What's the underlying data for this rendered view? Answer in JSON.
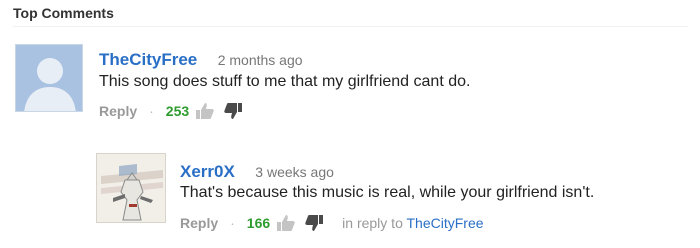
{
  "section": {
    "title": "Top Comments"
  },
  "comments": [
    {
      "author": "TheCityFree",
      "time": "2 months ago",
      "text": "This song does stuff to me that my girlfriend cant do.",
      "reply_label": "Reply",
      "separator": "·",
      "likes": "253",
      "avatar": "default-user-avatar"
    },
    {
      "author": "Xerr0X",
      "time": "3 weeks ago",
      "text": "That's because this music is real, while your girlfriend isn't.",
      "reply_label": "Reply",
      "separator": "·",
      "likes": "166",
      "in_reply_prefix": "in reply to",
      "in_reply_to": "TheCityFree",
      "avatar": "assassins-creed-avatar",
      "avatar_title": "ASSASSIN'S CREED"
    }
  ],
  "colors": {
    "author": "#2a6fc6",
    "likes": "#2e9c2e",
    "muted": "#999999"
  }
}
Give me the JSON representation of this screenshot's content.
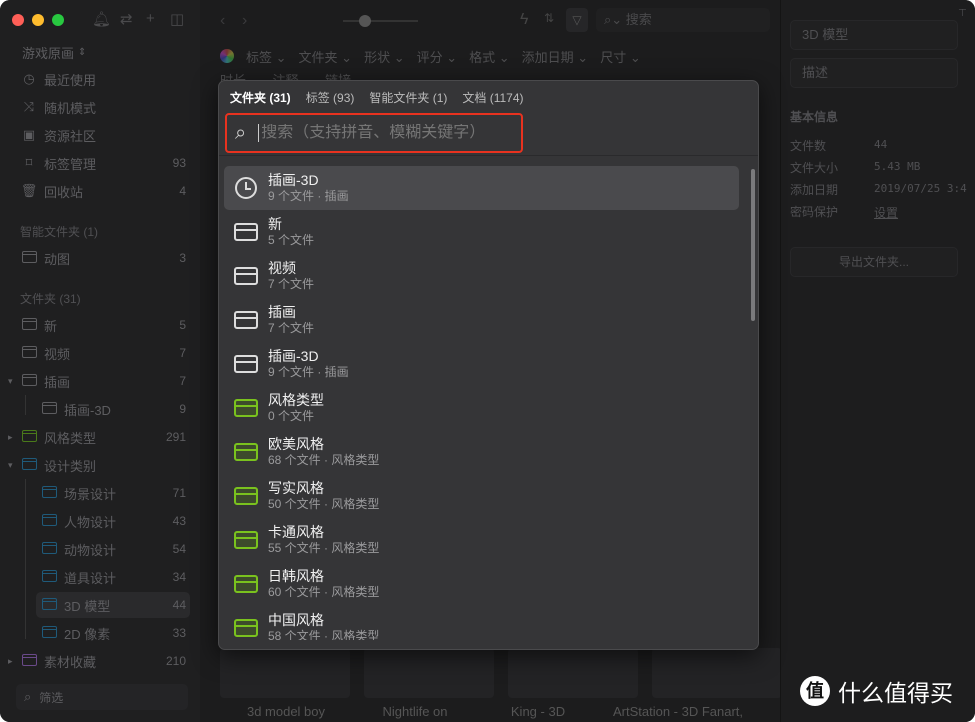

====================

PROBLEM STATEMENT
Print all entries exactly. The images do not belong in the copy.

TASK ANSWER
What's the underlying data for this rendered view? Answer in JSON.
{
  "section": {
    "title": "Top Comments"
  },
  "comments": [
    {
      "author": "TheCityFree",
      "time": "2 months ago",
      "text": "This song does stuff to me that my girlfriend cant do.",
      "reply_label": "Reply",
      "separator": "·",
      "likes": "253",
      "avatar": "default-user-avatar"
    },
    {
      "author": "Xerr0X",
      "time": "3 weeks ago",
      "text": "That's because this music is real, while your girlfriend isn't.",
      "reply_label": "Reply",
      "separator": "·",
      "likes": "166",
      "in_reply_prefix": "in reply to",
      "in_reply_to": "TheCityFree",
      "avatar": "assassins-creed-avatar",
      "avatar_title": "ASSASSIN'S CREED"
    }
  ],
  "colors": {
    "author": "#2a6fc6",
    "likes": "#2e9c2e",
    "muted": "#999999"
  }
}
Give me the JSON representation of this screenshot's content.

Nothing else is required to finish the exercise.